### [What is needed]
Take all the material and copy it exactly.

### [Dataset excerpts]
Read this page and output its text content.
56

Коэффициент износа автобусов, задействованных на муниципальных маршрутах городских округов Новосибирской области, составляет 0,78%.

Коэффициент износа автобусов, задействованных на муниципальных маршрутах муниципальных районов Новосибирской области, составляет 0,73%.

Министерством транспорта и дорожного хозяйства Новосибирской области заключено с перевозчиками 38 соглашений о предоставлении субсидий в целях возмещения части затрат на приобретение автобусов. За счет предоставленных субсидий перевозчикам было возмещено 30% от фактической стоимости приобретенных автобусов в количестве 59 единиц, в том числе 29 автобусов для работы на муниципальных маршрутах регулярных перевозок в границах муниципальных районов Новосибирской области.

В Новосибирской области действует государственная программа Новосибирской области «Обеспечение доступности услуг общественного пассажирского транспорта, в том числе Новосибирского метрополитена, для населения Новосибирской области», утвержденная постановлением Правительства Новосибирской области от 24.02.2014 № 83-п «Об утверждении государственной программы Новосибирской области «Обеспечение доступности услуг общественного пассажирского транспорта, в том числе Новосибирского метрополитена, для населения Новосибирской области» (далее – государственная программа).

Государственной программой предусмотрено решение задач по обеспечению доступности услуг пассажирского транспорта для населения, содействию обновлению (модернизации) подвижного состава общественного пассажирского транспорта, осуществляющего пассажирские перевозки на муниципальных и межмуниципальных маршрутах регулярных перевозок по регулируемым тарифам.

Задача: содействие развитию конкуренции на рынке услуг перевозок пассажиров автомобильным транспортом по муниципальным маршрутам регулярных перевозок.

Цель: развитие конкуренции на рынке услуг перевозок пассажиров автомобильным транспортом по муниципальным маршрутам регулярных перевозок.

### [Solved exercise]
Read this page and output its text content.
56

Коэффициент износа автобусов, задействованных на муниципальных маршрутах городских округов Новосибирской области, составляет 0,78%.

Коэффициент износа автобусов, задействованных на муниципальных маршрутах муниципальных районов Новосибирской области, составляет 0,73%.

Министерством транспорта и дорожного хозяйства Новосибирской области заключено с перевозчиками 38 соглашений о предоставлении субсидий в целях возмещения части затрат на приобретение автобусов. За счет предоставленных субсидий перевозчикам было возмещено 30% от фактической стоимости приобретенных автобусов в количестве 59 единиц, в том числе 29 автобусов для работы на муниципальных маршрутах регулярных перевозок в границах муниципальных районов Новосибирской области.

В Новосибирской области действует государственная программа Новосибирской области «Обеспечение доступности услуг общественного пассажирского транспорта, в том числе Новосибирского метрополитена, для населения Новосибирской области», утвержденная постановлением Правительства Новосибирской области от 24.02.2014 № 83-п «Об утверждении государственной программы Новосибирской области «Обеспечение доступности услуг общественного пассажирского транспорта, в том числе Новосибирского метрополитена, для населения Новосибирской области» (далее – государственная программа).

Государственной программой предусмотрено решение задач по обеспечению доступности услуг пассажирского транспорта для населения, содействию обновлению (модернизации) подвижного состава общественного пассажирского транспорта, осуществляющего пассажирские перевозки на муниципальных и межмуниципальных маршрутах регулярных перевозок по регулируемым тарифам.

Задача: содействие развитию конкуренции на рынке услуг перевозок пассажиров автомобильным транспортом по муниципальным маршрутам регулярных перевозок.

Цель: развитие конкуренции на рынке услуг перевозок пассажиров автомобильным транспортом по муниципальным маршрутам регулярных перевозок.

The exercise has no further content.